◆ Job
Find the lines containing the word "Wind" and copy every one of them.

◆ Records for this task
──────────────────────────────

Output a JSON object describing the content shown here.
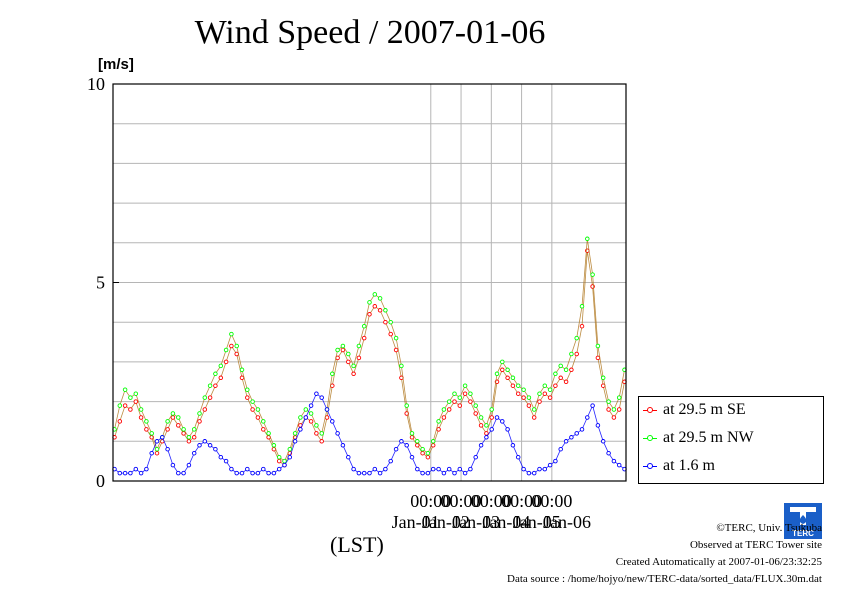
{
  "title": "Wind Speed / 2007-01-06",
  "y_unit": "[m/s]",
  "x_unit_label": "(LST)",
  "footer": {
    "copyright": "©TERC, Univ. Tsukuba",
    "site": "Observed at TERC Tower site",
    "created": "Created Automatically at 2007-01-06/23:32:25",
    "source": "Data source : /home/hojyo/new/TERC-data/sorted_data/FLUX.30m.dat"
  },
  "logo_text": "TERC",
  "chart_data": {
    "type": "line",
    "title": "Wind Speed / 2007-01-06",
    "ylabel": "[m/s]",
    "xlabel": "(LST)",
    "ylim": [
      0,
      10
    ],
    "yticks": [
      0,
      5,
      10
    ],
    "xlim": [
      -10.5,
      6.45
    ],
    "x_unit": "days relative to Jan-01 00:00",
    "xtick_labels": [
      "00:00",
      "00:00",
      "00:00",
      "00:00",
      "00:00"
    ],
    "xtick_days": [
      0,
      1,
      2,
      3,
      4
    ],
    "day_labels": [
      "Jan-01",
      "Jan-02",
      "Jan-03",
      "Jan-04",
      "Jan-05",
      "Jan-06"
    ],
    "grid": true,
    "legend_position": "right",
    "series": [
      {
        "name": "at 29.5 m SE",
        "color": "#ff0000",
        "values": [
          1.1,
          1.5,
          1.9,
          1.8,
          2.0,
          1.6,
          1.3,
          1.1,
          0.7,
          1.0,
          1.3,
          1.6,
          1.4,
          1.2,
          1.0,
          1.1,
          1.5,
          1.8,
          2.1,
          2.4,
          2.6,
          3.0,
          3.4,
          3.2,
          2.6,
          2.1,
          1.8,
          1.6,
          1.3,
          1.1,
          0.8,
          0.5,
          0.4,
          0.7,
          1.1,
          1.4,
          1.6,
          1.5,
          1.2,
          1.0,
          1.6,
          2.4,
          3.1,
          3.3,
          3.0,
          2.7,
          3.1,
          3.6,
          4.2,
          4.4,
          4.3,
          4.0,
          3.7,
          3.3,
          2.6,
          1.7,
          1.1,
          0.9,
          0.7,
          0.6,
          0.9,
          1.3,
          1.6,
          1.8,
          2.0,
          1.9,
          2.2,
          2.0,
          1.7,
          1.4,
          1.2,
          1.6,
          2.5,
          2.8,
          2.6,
          2.4,
          2.2,
          2.1,
          1.9,
          1.6,
          2.0,
          2.2,
          2.1,
          2.4,
          2.6,
          2.5,
          2.8,
          3.2,
          3.9,
          5.8,
          4.9,
          3.1,
          2.4,
          1.8,
          1.6,
          1.8,
          2.5
        ]
      },
      {
        "name": "at 29.5 m NW",
        "color": "#00ff00",
        "values": [
          1.3,
          1.9,
          2.3,
          2.1,
          2.2,
          1.8,
          1.5,
          1.2,
          0.8,
          1.1,
          1.5,
          1.7,
          1.6,
          1.3,
          1.1,
          1.3,
          1.7,
          2.1,
          2.4,
          2.7,
          2.9,
          3.3,
          3.7,
          3.4,
          2.8,
          2.3,
          2.0,
          1.8,
          1.5,
          1.2,
          0.9,
          0.6,
          0.5,
          0.8,
          1.2,
          1.6,
          1.8,
          1.7,
          1.4,
          1.2,
          1.8,
          2.7,
          3.3,
          3.4,
          3.2,
          2.9,
          3.4,
          3.9,
          4.5,
          4.7,
          4.6,
          4.3,
          4.0,
          3.6,
          2.9,
          1.9,
          1.2,
          1.0,
          0.8,
          0.7,
          1.0,
          1.5,
          1.8,
          2.0,
          2.2,
          2.1,
          2.4,
          2.2,
          1.9,
          1.6,
          1.4,
          1.8,
          2.7,
          3.0,
          2.8,
          2.6,
          2.4,
          2.3,
          2.1,
          1.8,
          2.2,
          2.4,
          2.3,
          2.7,
          2.9,
          2.8,
          3.2,
          3.6,
          4.4,
          6.1,
          5.2,
          3.4,
          2.6,
          2.0,
          1.8,
          2.1,
          2.8
        ]
      },
      {
        "name": "at 1.6 m",
        "color": "#0000ff",
        "values": [
          0.3,
          0.2,
          0.2,
          0.2,
          0.3,
          0.2,
          0.3,
          0.7,
          1.0,
          1.1,
          0.8,
          0.4,
          0.2,
          0.2,
          0.4,
          0.7,
          0.9,
          1.0,
          0.9,
          0.8,
          0.6,
          0.5,
          0.3,
          0.2,
          0.2,
          0.3,
          0.2,
          0.2,
          0.3,
          0.2,
          0.2,
          0.3,
          0.4,
          0.6,
          1.0,
          1.3,
          1.6,
          1.9,
          2.2,
          2.1,
          1.8,
          1.5,
          1.2,
          0.9,
          0.6,
          0.3,
          0.2,
          0.2,
          0.2,
          0.3,
          0.2,
          0.3,
          0.5,
          0.8,
          1.0,
          0.9,
          0.6,
          0.3,
          0.2,
          0.2,
          0.3,
          0.3,
          0.2,
          0.3,
          0.2,
          0.3,
          0.2,
          0.3,
          0.6,
          0.9,
          1.1,
          1.3,
          1.6,
          1.5,
          1.3,
          0.9,
          0.6,
          0.3,
          0.2,
          0.2,
          0.3,
          0.3,
          0.4,
          0.5,
          0.8,
          1.0,
          1.1,
          1.2,
          1.3,
          1.6,
          1.9,
          1.4,
          1.0,
          0.7,
          0.5,
          0.4,
          0.3
        ]
      }
    ]
  }
}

──────────────────────────────

◆ Response below
  "title": "Wind Speed / 2007-01-06",
    "title": "Wind Speed / 2007-01-06",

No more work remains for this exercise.